• _Directions_: Repeat the listing in full. Nothing may be added or left out.

• _Information supplied_:
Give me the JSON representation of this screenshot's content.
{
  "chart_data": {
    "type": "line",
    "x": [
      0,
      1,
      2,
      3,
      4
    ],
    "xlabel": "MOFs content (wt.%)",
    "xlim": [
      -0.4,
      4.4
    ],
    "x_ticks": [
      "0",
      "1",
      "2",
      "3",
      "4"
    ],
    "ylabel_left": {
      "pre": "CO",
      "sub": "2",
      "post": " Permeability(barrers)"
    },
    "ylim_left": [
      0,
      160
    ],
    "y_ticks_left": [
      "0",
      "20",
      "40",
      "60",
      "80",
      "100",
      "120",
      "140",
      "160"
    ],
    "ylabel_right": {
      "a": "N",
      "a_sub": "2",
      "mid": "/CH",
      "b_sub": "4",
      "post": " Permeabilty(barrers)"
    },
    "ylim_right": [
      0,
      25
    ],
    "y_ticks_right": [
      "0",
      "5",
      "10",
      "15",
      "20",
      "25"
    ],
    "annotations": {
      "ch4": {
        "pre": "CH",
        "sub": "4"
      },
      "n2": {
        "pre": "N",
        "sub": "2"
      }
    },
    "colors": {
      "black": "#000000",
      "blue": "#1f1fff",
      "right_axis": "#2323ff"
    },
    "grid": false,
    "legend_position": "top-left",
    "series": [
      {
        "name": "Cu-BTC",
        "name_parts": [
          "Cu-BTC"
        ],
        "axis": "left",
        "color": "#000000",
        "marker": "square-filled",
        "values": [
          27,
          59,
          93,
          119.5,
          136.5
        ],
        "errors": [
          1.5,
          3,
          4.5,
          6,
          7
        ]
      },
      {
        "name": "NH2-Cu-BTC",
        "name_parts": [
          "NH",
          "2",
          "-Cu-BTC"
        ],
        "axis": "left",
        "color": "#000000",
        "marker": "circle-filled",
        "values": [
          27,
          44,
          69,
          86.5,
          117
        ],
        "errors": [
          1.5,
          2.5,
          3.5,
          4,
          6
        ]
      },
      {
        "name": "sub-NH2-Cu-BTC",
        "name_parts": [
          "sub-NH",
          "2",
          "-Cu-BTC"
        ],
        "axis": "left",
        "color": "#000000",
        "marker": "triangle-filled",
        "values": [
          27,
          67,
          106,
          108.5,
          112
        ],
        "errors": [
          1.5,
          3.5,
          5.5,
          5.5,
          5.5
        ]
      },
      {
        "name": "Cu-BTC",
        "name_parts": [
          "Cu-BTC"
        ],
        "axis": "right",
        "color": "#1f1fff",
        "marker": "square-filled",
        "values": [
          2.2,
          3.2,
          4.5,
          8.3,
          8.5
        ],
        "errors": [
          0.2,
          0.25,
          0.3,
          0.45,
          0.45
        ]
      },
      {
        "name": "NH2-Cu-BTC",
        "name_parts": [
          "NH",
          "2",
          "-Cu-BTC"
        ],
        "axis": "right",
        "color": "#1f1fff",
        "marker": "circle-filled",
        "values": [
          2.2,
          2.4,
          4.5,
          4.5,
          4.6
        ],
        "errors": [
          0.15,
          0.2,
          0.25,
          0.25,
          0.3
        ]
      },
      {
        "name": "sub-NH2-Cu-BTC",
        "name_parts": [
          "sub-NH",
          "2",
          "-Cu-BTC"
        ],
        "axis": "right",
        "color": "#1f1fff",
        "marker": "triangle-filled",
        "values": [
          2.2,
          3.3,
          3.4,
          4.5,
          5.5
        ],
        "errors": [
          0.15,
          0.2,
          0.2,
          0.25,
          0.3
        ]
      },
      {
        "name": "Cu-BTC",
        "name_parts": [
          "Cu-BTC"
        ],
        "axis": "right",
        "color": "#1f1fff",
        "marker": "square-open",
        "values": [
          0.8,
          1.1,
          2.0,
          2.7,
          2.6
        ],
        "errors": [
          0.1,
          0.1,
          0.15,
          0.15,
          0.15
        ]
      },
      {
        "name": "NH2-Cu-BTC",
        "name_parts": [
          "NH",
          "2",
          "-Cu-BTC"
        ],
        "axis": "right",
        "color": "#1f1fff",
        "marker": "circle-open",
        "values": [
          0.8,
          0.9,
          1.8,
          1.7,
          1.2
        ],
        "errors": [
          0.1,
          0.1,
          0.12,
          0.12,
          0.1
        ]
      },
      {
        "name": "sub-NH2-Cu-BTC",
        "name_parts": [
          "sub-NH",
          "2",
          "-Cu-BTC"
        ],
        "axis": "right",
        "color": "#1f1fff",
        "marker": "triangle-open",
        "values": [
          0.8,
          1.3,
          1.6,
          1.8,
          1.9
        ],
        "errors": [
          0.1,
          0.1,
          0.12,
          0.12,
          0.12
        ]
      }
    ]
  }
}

• _Exercise response_:
Give me the JSON representation of this screenshot's content.
{
  "chart_data": {
    "type": "line",
    "x": [
      0,
      1,
      2,
      3,
      4
    ],
    "xlabel": "MOFs content (wt.%)",
    "xlim": [
      -0.4,
      4.4
    ],
    "x_ticks": [
      "0",
      "1",
      "2",
      "3",
      "4"
    ],
    "ylabel_left": {
      "pre": "CO",
      "sub": "2",
      "post": " Permeability(barrers)"
    },
    "ylim_left": [
      0,
      160
    ],
    "y_ticks_left": [
      "0",
      "20",
      "40",
      "60",
      "80",
      "100",
      "120",
      "140",
      "160"
    ],
    "ylabel_right": {
      "a": "N",
      "a_sub": "2",
      "mid": "/CH",
      "b_sub": "4",
      "post": " Permeabilty(barrers)"
    },
    "ylim_right": [
      0,
      25
    ],
    "y_ticks_right": [
      "0",
      "5",
      "10",
      "15",
      "20",
      "25"
    ],
    "annotations": {
      "ch4": {
        "pre": "CH",
        "sub": "4"
      },
      "n2": {
        "pre": "N",
        "sub": "2"
      }
    },
    "colors": {
      "black": "#000000",
      "blue": "#1f1fff",
      "right_axis": "#2323ff"
    },
    "grid": false,
    "legend_position": "top-left",
    "series": [
      {
        "name": "Cu-BTC",
        "name_parts": [
          "Cu-BTC"
        ],
        "axis": "left",
        "color": "#000000",
        "marker": "square-filled",
        "values": [
          27,
          59,
          93,
          119.5,
          136.5
        ],
        "errors": [
          1.5,
          3,
          4.5,
          6,
          7
        ]
      },
      {
        "name": "NH2-Cu-BTC",
        "name_parts": [
          "NH",
          "2",
          "-Cu-BTC"
        ],
        "axis": "left",
        "color": "#000000",
        "marker": "circle-filled",
        "values": [
          27,
          44,
          69,
          86.5,
          117
        ],
        "errors": [
          1.5,
          2.5,
          3.5,
          4,
          6
        ]
      },
      {
        "name": "sub-NH2-Cu-BTC",
        "name_parts": [
          "sub-NH",
          "2",
          "-Cu-BTC"
        ],
        "axis": "left",
        "color": "#000000",
        "marker": "triangle-filled",
        "values": [
          27,
          67,
          106,
          108.5,
          112
        ],
        "errors": [
          1.5,
          3.5,
          5.5,
          5.5,
          5.5
        ]
      },
      {
        "name": "Cu-BTC",
        "name_parts": [
          "Cu-BTC"
        ],
        "axis": "right",
        "color": "#1f1fff",
        "marker": "square-filled",
        "values": [
          2.2,
          3.2,
          4.5,
          8.3,
          8.5
        ],
        "errors": [
          0.2,
          0.25,
          0.3,
          0.45,
          0.45
        ]
      },
      {
        "name": "NH2-Cu-BTC",
        "name_parts": [
          "NH",
          "2",
          "-Cu-BTC"
        ],
        "axis": "right",
        "color": "#1f1fff",
        "marker": "circle-filled",
        "values": [
          2.2,
          2.4,
          4.5,
          4.5,
          4.6
        ],
        "errors": [
          0.15,
          0.2,
          0.25,
          0.25,
          0.3
        ]
      },
      {
        "name": "sub-NH2-Cu-BTC",
        "name_parts": [
          "sub-NH",
          "2",
          "-Cu-BTC"
        ],
        "axis": "right",
        "color": "#1f1fff",
        "marker": "triangle-filled",
        "values": [
          2.2,
          3.3,
          3.4,
          4.5,
          5.5
        ],
        "errors": [
          0.15,
          0.2,
          0.2,
          0.25,
          0.3
        ]
      },
      {
        "name": "Cu-BTC",
        "name_parts": [
          "Cu-BTC"
        ],
        "axis": "right",
        "color": "#1f1fff",
        "marker": "square-open",
        "values": [
          0.8,
          1.1,
          2.0,
          2.7,
          2.6
        ],
        "errors": [
          0.1,
          0.1,
          0.15,
          0.15,
          0.15
        ]
      },
      {
        "name": "NH2-Cu-BTC",
        "name_parts": [
          "NH",
          "2",
          "-Cu-BTC"
        ],
        "axis": "right",
        "color": "#1f1fff",
        "marker": "circle-open",
        "values": [
          0.8,
          0.9,
          1.8,
          1.7,
          1.2
        ],
        "errors": [
          0.1,
          0.1,
          0.12,
          0.12,
          0.1
        ]
      },
      {
        "name": "sub-NH2-Cu-BTC",
        "name_parts": [
          "sub-NH",
          "2",
          "-Cu-BTC"
        ],
        "axis": "right",
        "color": "#1f1fff",
        "marker": "triangle-open",
        "values": [
          0.8,
          1.3,
          1.6,
          1.8,
          1.9
        ],
        "errors": [
          0.1,
          0.1,
          0.12,
          0.12,
          0.12
        ]
      }
    ]
  }
}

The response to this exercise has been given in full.